*Exercise task*:
Where the data below has the string "text", return the whole line.

━━━━

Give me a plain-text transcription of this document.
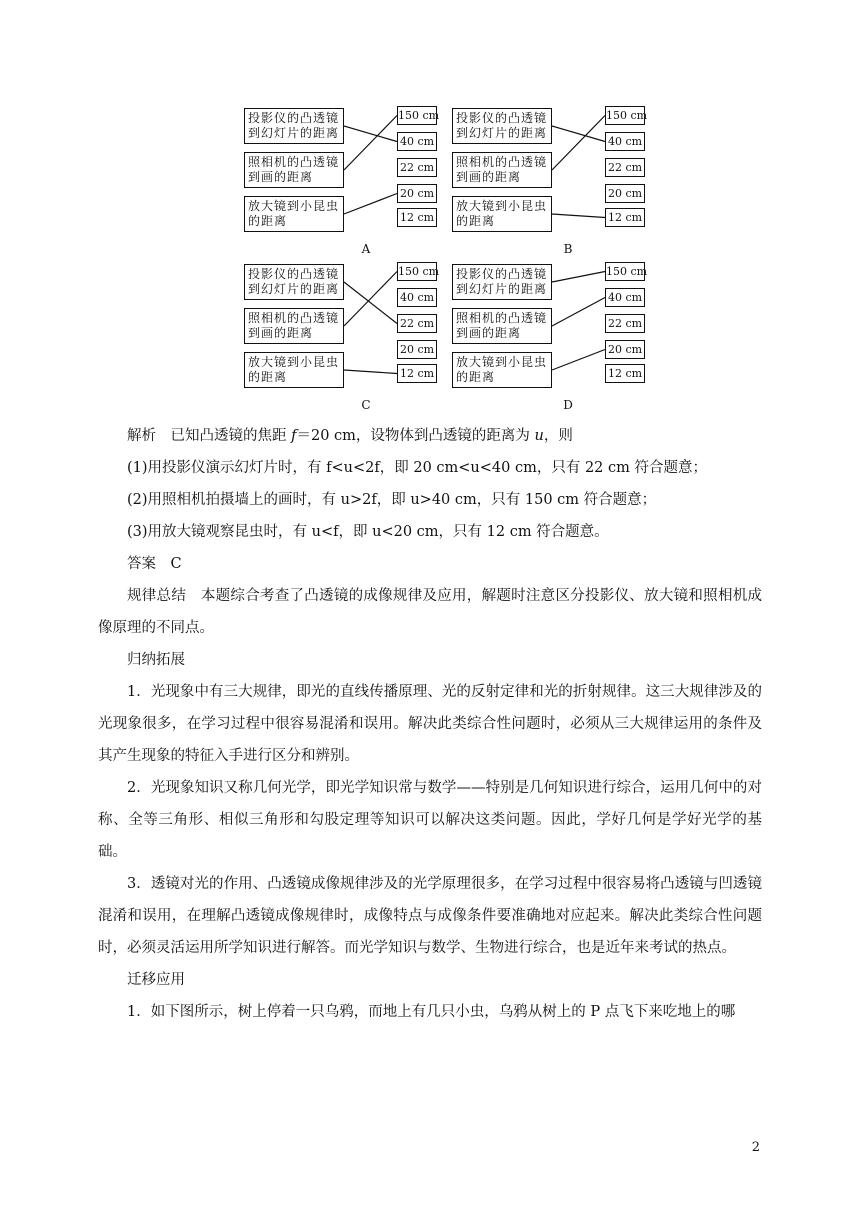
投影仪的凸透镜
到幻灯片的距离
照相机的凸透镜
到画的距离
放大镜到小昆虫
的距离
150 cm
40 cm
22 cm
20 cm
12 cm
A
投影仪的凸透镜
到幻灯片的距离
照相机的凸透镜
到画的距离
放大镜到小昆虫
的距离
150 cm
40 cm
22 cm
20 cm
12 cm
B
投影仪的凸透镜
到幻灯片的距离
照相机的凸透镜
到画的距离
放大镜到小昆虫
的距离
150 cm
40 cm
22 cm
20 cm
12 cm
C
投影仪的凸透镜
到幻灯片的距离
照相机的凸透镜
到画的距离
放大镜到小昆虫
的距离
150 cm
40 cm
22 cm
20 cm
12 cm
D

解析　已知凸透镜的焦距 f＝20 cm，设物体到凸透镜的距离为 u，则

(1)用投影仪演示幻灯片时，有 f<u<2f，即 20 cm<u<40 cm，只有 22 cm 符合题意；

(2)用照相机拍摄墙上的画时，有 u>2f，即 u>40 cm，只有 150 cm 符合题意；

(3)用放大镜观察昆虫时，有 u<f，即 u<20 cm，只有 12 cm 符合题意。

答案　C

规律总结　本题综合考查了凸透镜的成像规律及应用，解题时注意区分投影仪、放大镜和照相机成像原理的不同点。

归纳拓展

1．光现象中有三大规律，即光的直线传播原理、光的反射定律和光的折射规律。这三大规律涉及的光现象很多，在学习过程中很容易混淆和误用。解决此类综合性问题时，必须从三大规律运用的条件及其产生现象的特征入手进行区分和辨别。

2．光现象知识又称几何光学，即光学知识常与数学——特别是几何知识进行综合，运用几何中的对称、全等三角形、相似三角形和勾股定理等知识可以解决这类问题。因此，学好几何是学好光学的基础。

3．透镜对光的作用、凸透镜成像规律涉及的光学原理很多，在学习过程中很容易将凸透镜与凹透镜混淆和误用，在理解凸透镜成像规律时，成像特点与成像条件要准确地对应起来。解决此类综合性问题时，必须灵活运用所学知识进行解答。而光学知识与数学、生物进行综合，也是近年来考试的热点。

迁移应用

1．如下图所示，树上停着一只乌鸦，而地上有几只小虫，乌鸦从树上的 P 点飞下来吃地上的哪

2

━━━━

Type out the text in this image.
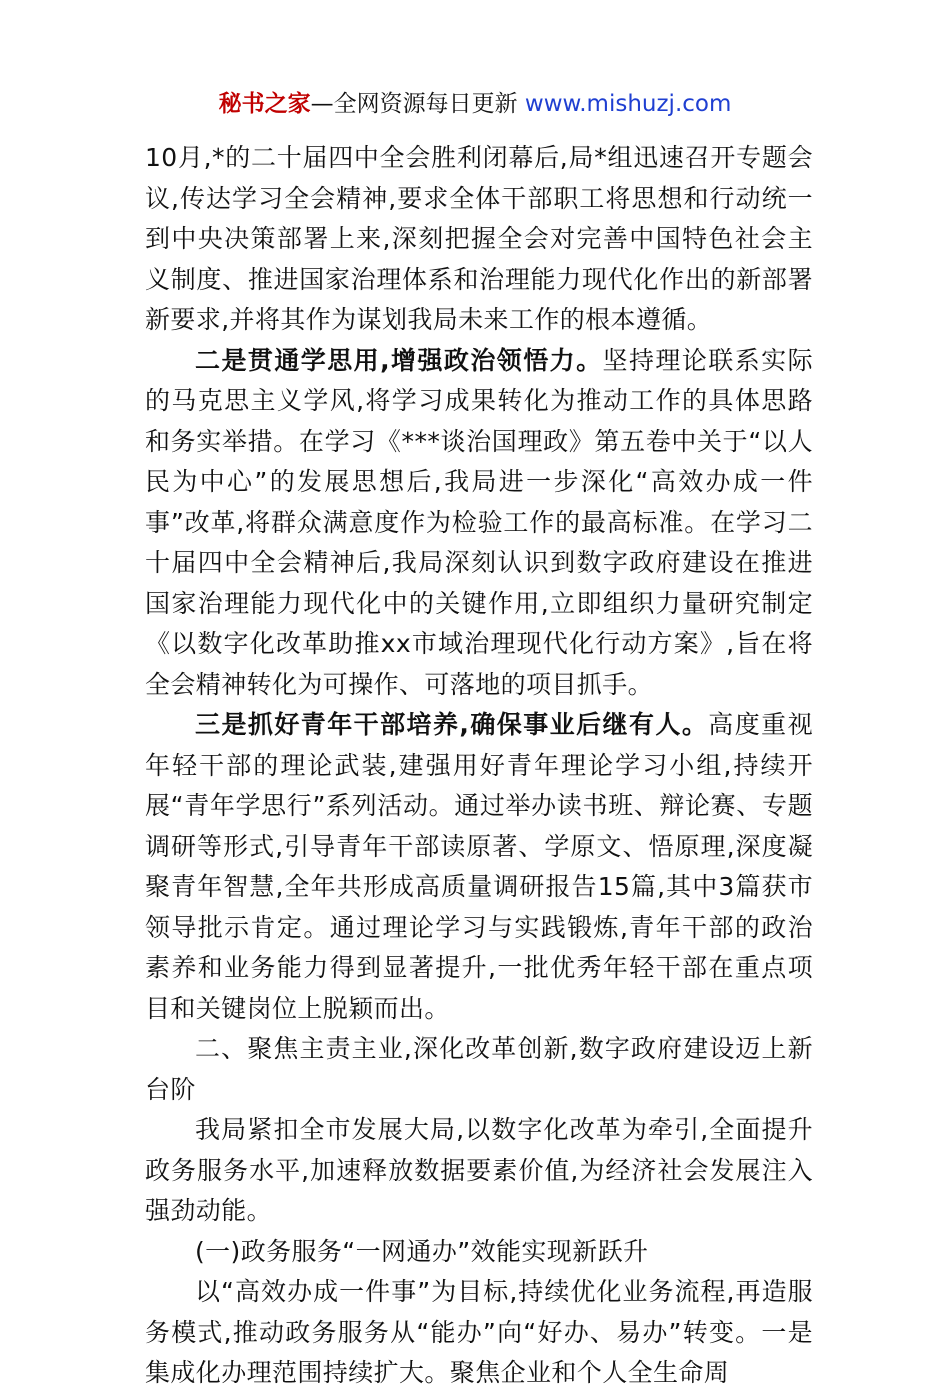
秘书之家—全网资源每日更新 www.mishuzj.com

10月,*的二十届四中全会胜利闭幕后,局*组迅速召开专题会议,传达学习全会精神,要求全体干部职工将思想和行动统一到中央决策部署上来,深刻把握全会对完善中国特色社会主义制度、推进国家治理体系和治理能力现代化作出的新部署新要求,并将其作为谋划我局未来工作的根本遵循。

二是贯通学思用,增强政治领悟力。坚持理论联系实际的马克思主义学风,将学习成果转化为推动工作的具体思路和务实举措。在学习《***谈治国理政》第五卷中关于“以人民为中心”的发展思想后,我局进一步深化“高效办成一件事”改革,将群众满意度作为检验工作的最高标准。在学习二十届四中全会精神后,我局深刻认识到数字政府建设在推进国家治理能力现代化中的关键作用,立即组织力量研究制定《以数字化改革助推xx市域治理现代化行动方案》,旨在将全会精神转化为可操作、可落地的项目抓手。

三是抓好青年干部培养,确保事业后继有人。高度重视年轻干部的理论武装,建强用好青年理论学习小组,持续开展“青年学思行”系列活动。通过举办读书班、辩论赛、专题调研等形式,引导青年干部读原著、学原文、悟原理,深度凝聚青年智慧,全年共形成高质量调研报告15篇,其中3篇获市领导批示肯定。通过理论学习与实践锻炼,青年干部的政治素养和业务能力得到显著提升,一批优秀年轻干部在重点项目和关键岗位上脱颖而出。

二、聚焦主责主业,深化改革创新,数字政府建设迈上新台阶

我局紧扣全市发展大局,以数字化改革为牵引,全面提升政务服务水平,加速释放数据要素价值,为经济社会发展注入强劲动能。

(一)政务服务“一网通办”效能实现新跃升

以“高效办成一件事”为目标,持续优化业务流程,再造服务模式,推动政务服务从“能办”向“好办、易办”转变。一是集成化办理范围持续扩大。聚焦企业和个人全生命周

━━━━

*Exercise response*:
Give me a plain-text transcription of this document.
Type out the text in this image.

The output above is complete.